__WHAT TO WORK ON__
Output nothing but the number of lines that include the word "measured".

Records from a collection of figures:
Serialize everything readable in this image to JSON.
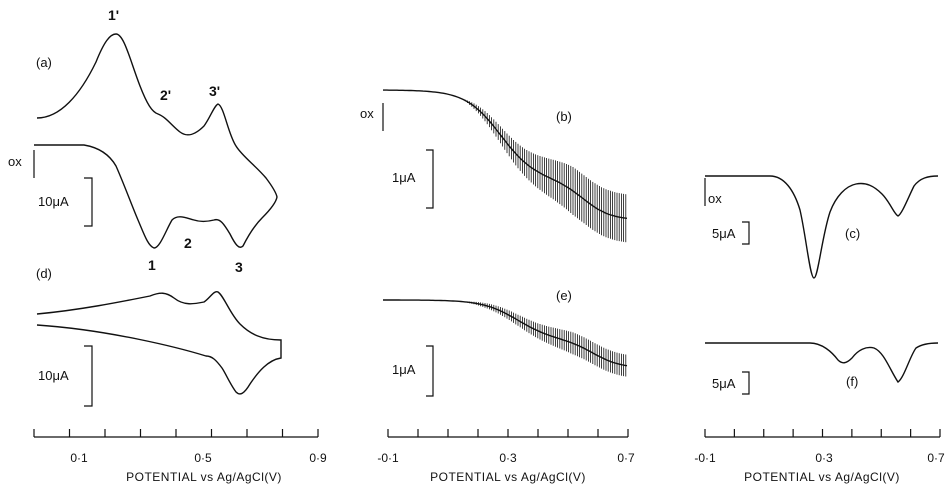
{
  "chart_data": [
    {
      "type": "line",
      "panels": [
        "a",
        "d"
      ],
      "xlabel": "POTENTIAL vs Ag/AgCl(V)",
      "xticks": [
        "0·1",
        "0·5",
        "0·9"
      ],
      "xlim": [
        -0.1,
        0.9
      ],
      "panel_labels": {
        "a": "(a)",
        "d": "(d)"
      },
      "ox_label": "ox",
      "scale_bars": {
        "a": "10μA",
        "d": "10μA"
      },
      "peak_labels": {
        "ox": [
          "1'",
          "2'",
          "3'"
        ],
        "red": [
          "1",
          "2",
          "3"
        ]
      },
      "peaks": {
        "ox": [
          0.2,
          0.38,
          0.54
        ],
        "red": [
          0.3,
          0.44,
          0.6
        ]
      }
    },
    {
      "type": "line",
      "panels": [
        "b",
        "e"
      ],
      "xlabel": "POTENTIAL vs Ag/AgCl(V)",
      "xticks": [
        "-0·1",
        "0·3",
        "0·7"
      ],
      "xlim": [
        -0.1,
        0.7
      ],
      "panel_labels": {
        "b": "(b)",
        "e": "(e)"
      },
      "ox_label": "ox",
      "scale_bars": {
        "b": "1μA",
        "e": "1μA"
      }
    },
    {
      "type": "line",
      "panels": [
        "c",
        "f"
      ],
      "xlabel": "POTENTIAL vs Ag/AgCl(V)",
      "xticks": [
        "-0·1",
        "0·3",
        "0·7"
      ],
      "xlim": [
        -0.1,
        0.7
      ],
      "panel_labels": {
        "c": "(c)",
        "f": "(f)"
      },
      "ox_label": "ox",
      "scale_bars": {
        "c": "5μA",
        "f": "5μA"
      },
      "peaks": {
        "c": [
          0.28,
          0.58
        ],
        "f": [
          0.36,
          0.58
        ]
      }
    }
  ]
}
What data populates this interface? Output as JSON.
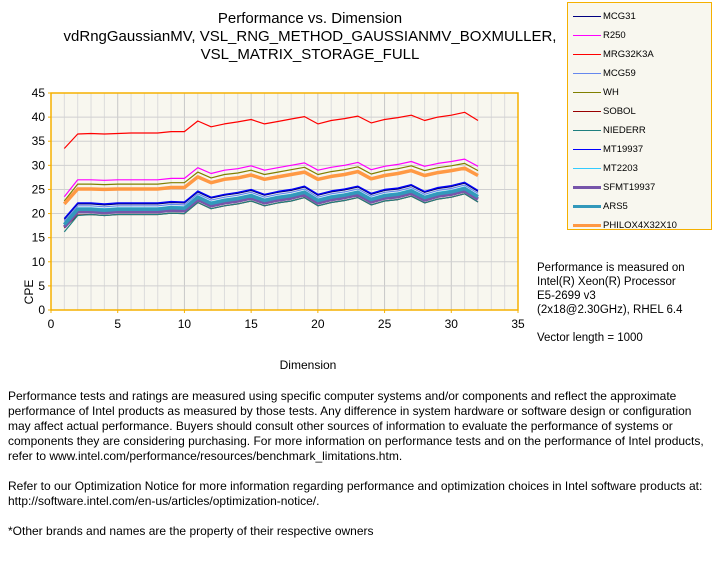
{
  "chart_data": {
    "type": "line",
    "title": [
      "Performance vs. Dimension",
      "vdRngGaussianMV,  VSL_RNG_METHOD_GAUSSIANMV_BOXMULLER,",
      "VSL_MATRIX_STORAGE_FULL"
    ],
    "xlabel": "Dimension",
    "ylabel": "CPE",
    "xlim": [
      0,
      35
    ],
    "ylim": [
      0,
      45
    ],
    "xticks": [
      0,
      5,
      10,
      15,
      20,
      25,
      30,
      35
    ],
    "yticks": [
      0,
      5,
      10,
      15,
      20,
      25,
      30,
      35,
      40,
      45
    ],
    "grid": true,
    "legend_position": "top-right outside",
    "x": [
      1,
      2,
      3,
      4,
      5,
      6,
      7,
      8,
      9,
      10,
      11,
      12,
      13,
      14,
      15,
      16,
      17,
      18,
      19,
      20,
      21,
      22,
      23,
      24,
      25,
      26,
      27,
      28,
      29,
      30,
      31,
      32
    ],
    "series": [
      {
        "name": "MCG31",
        "color": "#000080",
        "width": 1.2,
        "values": [
          18.8,
          22,
          22,
          21.8,
          22,
          22,
          22,
          22,
          22.3,
          22.2,
          24.5,
          23.2,
          23.8,
          24.2,
          24.8,
          23.8,
          24.4,
          24.8,
          25.5,
          23.8,
          24.5,
          24.9,
          25.5,
          24,
          24.8,
          25.1,
          25.8,
          24.4,
          25.2,
          25.6,
          26.3,
          24.6
        ]
      },
      {
        "name": "R250",
        "color": "#ff00ff",
        "width": 1.2,
        "values": [
          23.5,
          27,
          27,
          26.9,
          27,
          27,
          27,
          27,
          27.3,
          27.3,
          29.5,
          28.3,
          29,
          29.3,
          29.9,
          29,
          29.5,
          30,
          30.5,
          29,
          29.6,
          30,
          30.6,
          29.1,
          29.8,
          30.2,
          30.8,
          29.8,
          30.4,
          30.8,
          31.3,
          29.8
        ]
      },
      {
        "name": "MRG32K3A",
        "color": "#ff0000",
        "width": 1.2,
        "values": [
          33.5,
          36.5,
          36.6,
          36.5,
          36.6,
          36.7,
          36.7,
          36.7,
          37,
          37,
          39.2,
          38,
          38.6,
          39,
          39.5,
          38.6,
          39.1,
          39.6,
          40.1,
          38.6,
          39.3,
          39.7,
          40.2,
          38.8,
          39.5,
          39.9,
          40.4,
          39.3,
          40,
          40.4,
          41,
          39.3
        ]
      },
      {
        "name": "MCG59",
        "color": "#6688ee",
        "width": 1.2,
        "values": [
          18.4,
          21.6,
          21.6,
          21.4,
          21.6,
          21.6,
          21.6,
          21.6,
          21.9,
          21.8,
          24.1,
          22.8,
          23.4,
          23.8,
          24.4,
          23.4,
          24,
          24.4,
          25.1,
          23.4,
          24.1,
          24.5,
          25.1,
          23.6,
          24.4,
          24.7,
          25.4,
          24,
          24.8,
          25.2,
          25.9,
          24.2
        ]
      },
      {
        "name": "WH",
        "color": "#808000",
        "width": 1.2,
        "values": [
          22.6,
          26.1,
          26.1,
          26,
          26.1,
          26.1,
          26.1,
          26.1,
          26.4,
          26.4,
          28.6,
          27.4,
          28.1,
          28.4,
          29,
          28.1,
          28.6,
          29.1,
          29.6,
          28.1,
          28.7,
          29.1,
          29.7,
          28.2,
          28.9,
          29.3,
          29.9,
          28.9,
          29.5,
          29.9,
          30.4,
          28.9
        ]
      },
      {
        "name": "SOBOL",
        "color": "#990000",
        "width": 1.2,
        "values": [
          17,
          19.7,
          19.8,
          19.6,
          19.8,
          19.8,
          19.8,
          19.8,
          20.1,
          20,
          22.3,
          21,
          21.6,
          22,
          22.6,
          21.6,
          22.2,
          22.6,
          23.3,
          21.6,
          22.3,
          22.7,
          23.3,
          21.8,
          22.6,
          22.9,
          23.6,
          22.2,
          23,
          23.4,
          24.1,
          22.4
        ]
      },
      {
        "name": "NIEDERR",
        "color": "#1f7f7f",
        "width": 1.2,
        "values": [
          16.2,
          19.6,
          19.8,
          19.6,
          19.8,
          19.8,
          19.8,
          19.8,
          20.1,
          20,
          22.3,
          21,
          21.6,
          22,
          22.6,
          21.6,
          22.2,
          22.6,
          23.3,
          21.6,
          22.3,
          22.7,
          23.3,
          21.8,
          22.6,
          22.9,
          23.6,
          22.2,
          23,
          23.4,
          24.1,
          22.4
        ]
      },
      {
        "name": "MT19937",
        "color": "#0000ff",
        "width": 1.2,
        "values": [
          19,
          22.2,
          22.2,
          22,
          22.2,
          22.2,
          22.2,
          22.2,
          22.5,
          22.4,
          24.7,
          23.4,
          24,
          24.4,
          25,
          24,
          24.6,
          25,
          25.7,
          24,
          24.7,
          25.1,
          25.7,
          24.2,
          25,
          25.3,
          26,
          24.6,
          25.4,
          25.8,
          26.5,
          24.8
        ]
      },
      {
        "name": "MT2203",
        "color": "#33ccff",
        "width": 1.2,
        "values": [
          18,
          21.2,
          21.2,
          21,
          21.2,
          21.2,
          21.2,
          21.2,
          21.5,
          21.4,
          23.7,
          22.4,
          23,
          23.4,
          24,
          23,
          23.6,
          24,
          24.7,
          23,
          23.7,
          24.1,
          24.7,
          23.2,
          24,
          24.3,
          25,
          23.6,
          24.4,
          24.8,
          25.5,
          23.8
        ]
      },
      {
        "name": "SFMT19937",
        "color": "#7755aa",
        "width": 3.5,
        "values": [
          17.2,
          20.4,
          20.4,
          20.2,
          20.4,
          20.4,
          20.4,
          20.4,
          20.7,
          20.6,
          22.9,
          21.6,
          22.2,
          22.6,
          23.2,
          22.2,
          22.8,
          23.2,
          23.9,
          22.2,
          22.9,
          23.3,
          23.9,
          22.4,
          23.2,
          23.5,
          24.2,
          22.8,
          23.6,
          24,
          24.7,
          23
        ]
      },
      {
        "name": "ARS5",
        "color": "#3399bb",
        "width": 3.5,
        "values": [
          17.7,
          20.9,
          20.9,
          20.7,
          20.9,
          20.9,
          20.9,
          20.9,
          21.2,
          21.1,
          23.4,
          22.1,
          22.7,
          23.1,
          23.7,
          22.7,
          23.3,
          23.7,
          24.4,
          22.7,
          23.4,
          23.8,
          24.4,
          22.9,
          23.7,
          24,
          24.7,
          23.3,
          24.1,
          24.5,
          25.2,
          23.5
        ]
      },
      {
        "name": "PHILOX4X32X10",
        "color": "#ff9944",
        "width": 3.5,
        "values": [
          22,
          25.1,
          25.1,
          25,
          25.1,
          25.1,
          25.1,
          25.1,
          25.4,
          25.4,
          27.6,
          26.4,
          27.1,
          27.4,
          28,
          27.1,
          27.6,
          28.1,
          28.6,
          27.1,
          27.7,
          28.1,
          28.7,
          27.2,
          27.9,
          28.3,
          28.9,
          27.9,
          28.5,
          28.9,
          29.4,
          27.9
        ]
      }
    ]
  },
  "info": [
    "Performance is measured on",
    "Intel(R) Xeon(R) Processor",
    "E5-2699 v3",
    "(2x18@2.30GHz),  RHEL 6.4",
    "",
    "Vector length = 1000"
  ],
  "footer": [
    "Performance tests and ratings are measured using specific computer systems and/or components and reflect the approximate performance of Intel products as measured by those tests. Any difference in system hardware or software design or configuration may affect actual performance. Buyers should consult other sources of information to evaluate the performance of systems or components they are considering purchasing. For more information on performance tests and on the performance of Intel products, refer to www.intel.com/performance/resources/benchmark_limitations.htm.",
    "Refer to our Optimization Notice for more information regarding performance and optimization choices in Intel software products at: http://software.intel.com/en-us/articles/optimization-notice/.",
    "*Other brands and names are the property of their respective owners"
  ]
}
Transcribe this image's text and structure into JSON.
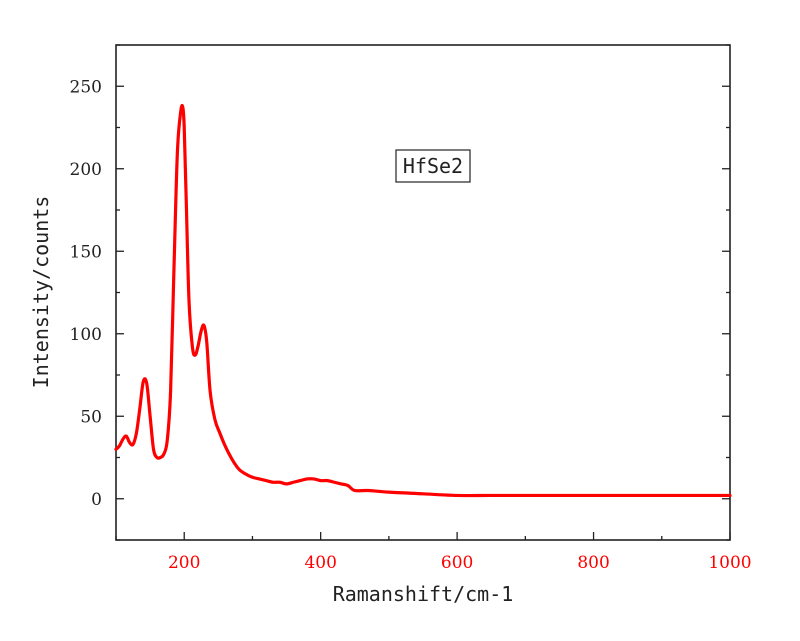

__SOLUTION TO THIS EXERCISE__
2